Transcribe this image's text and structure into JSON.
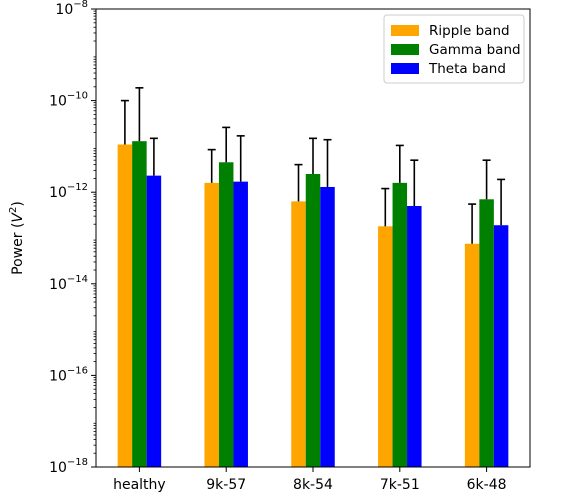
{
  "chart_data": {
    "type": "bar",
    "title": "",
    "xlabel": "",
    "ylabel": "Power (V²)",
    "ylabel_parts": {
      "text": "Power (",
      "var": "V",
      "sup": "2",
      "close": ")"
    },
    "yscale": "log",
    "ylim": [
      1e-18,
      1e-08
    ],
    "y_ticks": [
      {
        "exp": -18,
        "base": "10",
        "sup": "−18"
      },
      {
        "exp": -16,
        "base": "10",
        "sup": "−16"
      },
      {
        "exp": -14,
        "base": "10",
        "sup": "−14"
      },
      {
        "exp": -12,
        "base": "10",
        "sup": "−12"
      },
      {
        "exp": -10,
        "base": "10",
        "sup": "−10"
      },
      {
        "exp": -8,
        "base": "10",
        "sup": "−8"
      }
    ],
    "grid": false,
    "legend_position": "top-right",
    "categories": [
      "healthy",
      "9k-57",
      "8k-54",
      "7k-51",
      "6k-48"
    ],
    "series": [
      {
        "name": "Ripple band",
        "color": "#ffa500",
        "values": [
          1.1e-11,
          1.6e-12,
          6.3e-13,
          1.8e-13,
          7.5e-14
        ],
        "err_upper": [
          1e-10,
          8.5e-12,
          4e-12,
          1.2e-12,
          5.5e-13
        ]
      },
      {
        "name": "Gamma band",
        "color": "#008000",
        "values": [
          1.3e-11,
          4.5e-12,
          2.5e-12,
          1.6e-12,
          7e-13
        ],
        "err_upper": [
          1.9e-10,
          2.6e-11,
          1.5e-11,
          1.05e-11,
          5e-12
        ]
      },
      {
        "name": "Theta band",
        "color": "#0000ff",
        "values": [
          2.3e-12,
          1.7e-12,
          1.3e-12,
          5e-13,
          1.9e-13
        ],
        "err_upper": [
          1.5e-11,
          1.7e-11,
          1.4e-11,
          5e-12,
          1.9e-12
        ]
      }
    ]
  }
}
====
TASK STATEMENT:
Leave out every picture and copy the rest of the records exactly.

COMPLETE OUTPUT:
Transcribe this image's text and structure into JSON.
{
  "chart_data": {
    "type": "bar",
    "title": "",
    "xlabel": "",
    "ylabel": "Power (V²)",
    "ylabel_parts": {
      "text": "Power (",
      "var": "V",
      "sup": "2",
      "close": ")"
    },
    "yscale": "log",
    "ylim": [
      1e-18,
      1e-08
    ],
    "y_ticks": [
      {
        "exp": -18,
        "base": "10",
        "sup": "−18"
      },
      {
        "exp": -16,
        "base": "10",
        "sup": "−16"
      },
      {
        "exp": -14,
        "base": "10",
        "sup": "−14"
      },
      {
        "exp": -12,
        "base": "10",
        "sup": "−12"
      },
      {
        "exp": -10,
        "base": "10",
        "sup": "−10"
      },
      {
        "exp": -8,
        "base": "10",
        "sup": "−8"
      }
    ],
    "grid": false,
    "legend_position": "top-right",
    "categories": [
      "healthy",
      "9k-57",
      "8k-54",
      "7k-51",
      "6k-48"
    ],
    "series": [
      {
        "name": "Ripple band",
        "color": "#ffa500",
        "values": [
          1.1e-11,
          1.6e-12,
          6.3e-13,
          1.8e-13,
          7.5e-14
        ],
        "err_upper": [
          1e-10,
          8.5e-12,
          4e-12,
          1.2e-12,
          5.5e-13
        ]
      },
      {
        "name": "Gamma band",
        "color": "#008000",
        "values": [
          1.3e-11,
          4.5e-12,
          2.5e-12,
          1.6e-12,
          7e-13
        ],
        "err_upper": [
          1.9e-10,
          2.6e-11,
          1.5e-11,
          1.05e-11,
          5e-12
        ]
      },
      {
        "name": "Theta band",
        "color": "#0000ff",
        "values": [
          2.3e-12,
          1.7e-12,
          1.3e-12,
          5e-13,
          1.9e-13
        ],
        "err_upper": [
          1.5e-11,
          1.7e-11,
          1.4e-11,
          5e-12,
          1.9e-12
        ]
      }
    ]
  }
}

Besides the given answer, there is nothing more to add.